* EXERCISE GOAL *
Can you restate the records below word for word?

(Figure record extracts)
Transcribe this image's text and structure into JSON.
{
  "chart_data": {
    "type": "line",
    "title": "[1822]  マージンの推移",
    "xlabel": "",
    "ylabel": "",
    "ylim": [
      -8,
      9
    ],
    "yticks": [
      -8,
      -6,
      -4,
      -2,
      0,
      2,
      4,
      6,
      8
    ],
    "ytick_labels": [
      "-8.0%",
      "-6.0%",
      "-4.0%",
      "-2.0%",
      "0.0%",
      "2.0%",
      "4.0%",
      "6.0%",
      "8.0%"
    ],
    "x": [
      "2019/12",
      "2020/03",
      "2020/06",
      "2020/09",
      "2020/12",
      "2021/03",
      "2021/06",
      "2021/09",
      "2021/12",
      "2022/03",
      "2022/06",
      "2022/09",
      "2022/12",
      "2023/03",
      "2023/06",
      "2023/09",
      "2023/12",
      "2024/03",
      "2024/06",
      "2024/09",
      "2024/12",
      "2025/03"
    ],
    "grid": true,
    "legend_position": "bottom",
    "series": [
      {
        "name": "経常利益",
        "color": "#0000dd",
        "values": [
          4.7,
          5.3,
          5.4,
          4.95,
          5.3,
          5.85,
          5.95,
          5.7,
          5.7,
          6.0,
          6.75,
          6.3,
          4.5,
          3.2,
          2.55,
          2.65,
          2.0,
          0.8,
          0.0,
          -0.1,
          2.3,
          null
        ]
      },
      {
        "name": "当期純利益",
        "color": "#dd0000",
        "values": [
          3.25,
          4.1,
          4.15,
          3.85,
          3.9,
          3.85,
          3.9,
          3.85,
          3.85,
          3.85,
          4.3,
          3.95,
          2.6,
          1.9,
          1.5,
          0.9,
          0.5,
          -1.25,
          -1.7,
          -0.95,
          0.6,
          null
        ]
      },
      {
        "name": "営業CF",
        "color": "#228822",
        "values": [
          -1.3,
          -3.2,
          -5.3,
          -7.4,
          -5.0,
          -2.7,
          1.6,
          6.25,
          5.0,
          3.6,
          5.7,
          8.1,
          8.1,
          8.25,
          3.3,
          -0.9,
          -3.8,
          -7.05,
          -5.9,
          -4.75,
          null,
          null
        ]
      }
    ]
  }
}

* CORRECT RESPONSE *
Transcribe this image's text and structure into JSON.
{
  "chart_data": {
    "type": "line",
    "title": "[1822]  マージンの推移",
    "xlabel": "",
    "ylabel": "",
    "ylim": [
      -8,
      9
    ],
    "yticks": [
      -8,
      -6,
      -4,
      -2,
      0,
      2,
      4,
      6,
      8
    ],
    "ytick_labels": [
      "-8.0%",
      "-6.0%",
      "-4.0%",
      "-2.0%",
      "0.0%",
      "2.0%",
      "4.0%",
      "6.0%",
      "8.0%"
    ],
    "x": [
      "2019/12",
      "2020/03",
      "2020/06",
      "2020/09",
      "2020/12",
      "2021/03",
      "2021/06",
      "2021/09",
      "2021/12",
      "2022/03",
      "2022/06",
      "2022/09",
      "2022/12",
      "2023/03",
      "2023/06",
      "2023/09",
      "2023/12",
      "2024/03",
      "2024/06",
      "2024/09",
      "2024/12",
      "2025/03"
    ],
    "grid": true,
    "legend_position": "bottom",
    "series": [
      {
        "name": "経常利益",
        "color": "#0000dd",
        "values": [
          4.7,
          5.3,
          5.4,
          4.95,
          5.3,
          5.85,
          5.95,
          5.7,
          5.7,
          6.0,
          6.75,
          6.3,
          4.5,
          3.2,
          2.55,
          2.65,
          2.0,
          0.8,
          0.0,
          -0.1,
          2.3,
          null
        ]
      },
      {
        "name": "当期純利益",
        "color": "#dd0000",
        "values": [
          3.25,
          4.1,
          4.15,
          3.85,
          3.9,
          3.85,
          3.9,
          3.85,
          3.85,
          3.85,
          4.3,
          3.95,
          2.6,
          1.9,
          1.5,
          0.9,
          0.5,
          -1.25,
          -1.7,
          -0.95,
          0.6,
          null
        ]
      },
      {
        "name": "営業CF",
        "color": "#228822",
        "values": [
          -1.3,
          -3.2,
          -5.3,
          -7.4,
          -5.0,
          -2.7,
          1.6,
          6.25,
          5.0,
          3.6,
          5.7,
          8.1,
          8.1,
          8.25,
          3.3,
          -0.9,
          -3.8,
          -7.05,
          -5.9,
          -4.75,
          null,
          null
        ]
      }
    ]
  }
}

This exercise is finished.